The request >>
Note each line that includes the word "NCEP". Copy those lines.

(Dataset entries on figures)
>>>>>

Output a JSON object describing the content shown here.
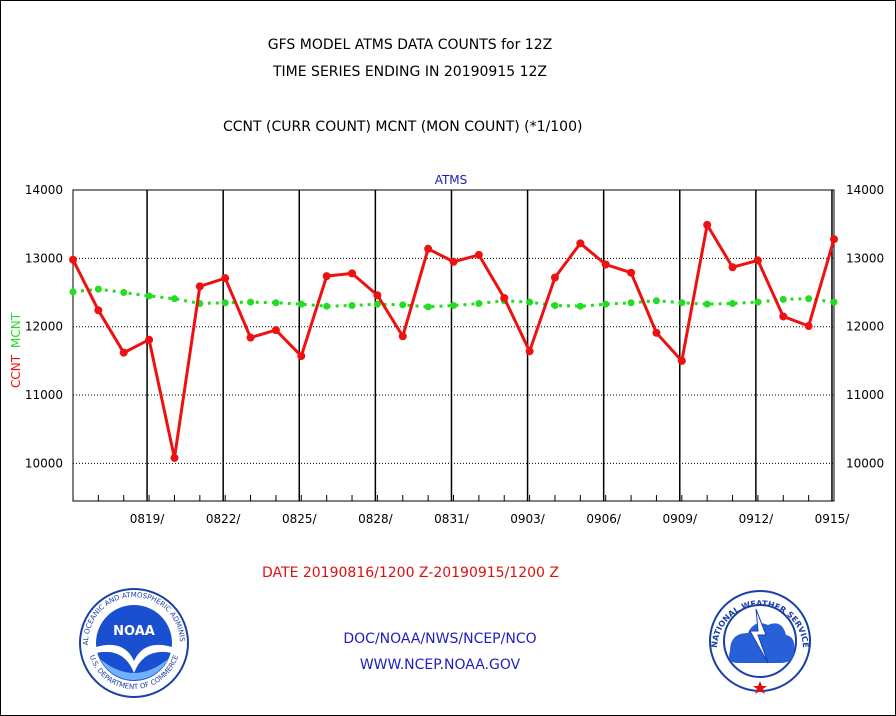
{
  "header": {
    "title_line1": "GFS MODEL ATMS DATA COUNTS for 12Z",
    "title_line2": "TIME SERIES ENDING IN 20190915 12Z",
    "subtitle": "CCNT (CURR COUNT) MCNT (MON COUNT) (*1/100)"
  },
  "footer": {
    "date_range": "DATE 20190816/1200 Z-20190915/1200 Z",
    "org": "DOC/NOAA/NWS/NCEP/NCO",
    "url": "WWW.NCEP.NOAA.GOV"
  },
  "logos": {
    "left": {
      "icon": "noaa-logo",
      "text": "NOAA",
      "ring_top": "NATIONAL OCEANIC AND ATMOSPHERIC ADMINISTRATION",
      "ring_bottom": "U.S. DEPARTMENT OF COMMERCE"
    },
    "right": {
      "icon": "national-weather-service-logo",
      "ring_text": "NATIONAL WEATHER SERVICE"
    }
  },
  "colors": {
    "ccnt": "#ee1111",
    "mcnt": "#22dd22",
    "frame": "#000000",
    "text_blue": "#2020c0"
  },
  "chart_data": {
    "type": "line",
    "plot_label": "ATMS",
    "ylabel_ccnt": "CCNT",
    "ylabel_mcnt": "MCNT",
    "ylim": [
      9450,
      14000
    ],
    "yticks": [
      10000,
      11000,
      12000,
      13000,
      14000
    ],
    "x_days": 31,
    "x_tick_labels": [
      {
        "day": 3,
        "label": "0819/"
      },
      {
        "day": 6,
        "label": "0822/"
      },
      {
        "day": 9,
        "label": "0825/"
      },
      {
        "day": 12,
        "label": "0828/"
      },
      {
        "day": 15,
        "label": "0831/"
      },
      {
        "day": 18,
        "label": "0903/"
      },
      {
        "day": 21,
        "label": "0906/"
      },
      {
        "day": 24,
        "label": "0909/"
      },
      {
        "day": 27,
        "label": "0912/"
      },
      {
        "day": 30,
        "label": "0915/"
      }
    ],
    "grid_horizontal": true,
    "series": [
      {
        "name": "CCNT",
        "values": [
          12980,
          12240,
          11620,
          11810,
          10080,
          12590,
          12710,
          11840,
          11950,
          11570,
          12740,
          12780,
          12460,
          11860,
          13140,
          12950,
          13050,
          12420,
          11640,
          12720,
          13220,
          12910,
          12790,
          11910,
          11500,
          13490,
          12870,
          12970,
          12150,
          12010,
          13280
        ]
      },
      {
        "name": "MCNT",
        "values": [
          12510,
          12550,
          12500,
          12450,
          12410,
          12340,
          12350,
          12360,
          12350,
          12330,
          12300,
          12310,
          12330,
          12320,
          12290,
          12310,
          12340,
          12380,
          12360,
          12310,
          12300,
          12330,
          12350,
          12380,
          12350,
          12330,
          12340,
          12360,
          12400,
          12410,
          12360
        ]
      }
    ]
  }
}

<<<<<

The response >>
    "org": "DOC/NOAA/NWS/NCEP/NCO",
    "url": "WWW.NCEP.NOAA.GOV"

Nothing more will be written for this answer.